◆ **Problem to solve**: Please copy all the lines that follow, word for word.

◆ **Given entries**:
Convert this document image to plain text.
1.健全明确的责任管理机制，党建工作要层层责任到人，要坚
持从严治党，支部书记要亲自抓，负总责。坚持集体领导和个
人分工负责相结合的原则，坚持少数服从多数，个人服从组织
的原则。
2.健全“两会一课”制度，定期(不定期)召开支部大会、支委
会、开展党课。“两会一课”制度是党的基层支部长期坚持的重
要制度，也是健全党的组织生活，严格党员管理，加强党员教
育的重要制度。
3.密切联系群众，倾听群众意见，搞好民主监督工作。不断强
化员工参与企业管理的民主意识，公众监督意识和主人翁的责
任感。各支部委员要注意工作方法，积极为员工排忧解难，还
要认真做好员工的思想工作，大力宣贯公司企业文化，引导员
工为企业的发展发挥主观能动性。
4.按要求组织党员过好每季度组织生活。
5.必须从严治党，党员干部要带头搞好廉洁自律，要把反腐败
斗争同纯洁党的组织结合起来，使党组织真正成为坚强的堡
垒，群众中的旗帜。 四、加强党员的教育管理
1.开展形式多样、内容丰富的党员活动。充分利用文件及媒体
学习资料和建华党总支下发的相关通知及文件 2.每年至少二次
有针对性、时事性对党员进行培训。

◆ **Result of the task**:
Convert this document image to plain text.
1.健全明确的责任管理机制，党建工作要层层责任到人，要坚
持从严治党，支部书记要亲自抓，负总责。坚持集体领导和个
人分工负责相结合的原则，坚持少数服从多数，个人服从组织
的原则。
2.健全“两会一课”制度，定期(不定期)召开支部大会、支委
会、开展党课。“两会一课”制度是党的基层支部长期坚持的重
要制度，也是健全党的组织生活，严格党员管理，加强党员教
育的重要制度。
3.密切联系群众，倾听群众意见，搞好民主监督工作。不断强
化员工参与企业管理的民主意识，公众监督意识和主人翁的责
任感。各支部委员要注意工作方法，积极为员工排忧解难，还
要认真做好员工的思想工作，大力宣贯公司企业文化，引导员
工为企业的发展发挥主观能动性。
4.按要求组织党员过好每季度组织生活。
5.必须从严治党，党员干部要带头搞好廉洁自律，要把反腐败
斗争同纯洁党的组织结合起来，使党组织真正成为坚强的堡
垒，群众中的旗帜。 四、加强党员的教育管理
1.开展形式多样、内容丰富的党员活动。充分利用文件及媒体
学习资料和建华党总支下发的相关通知及文件 2.每年至少二次
有针对性、时事性对党员进行培训。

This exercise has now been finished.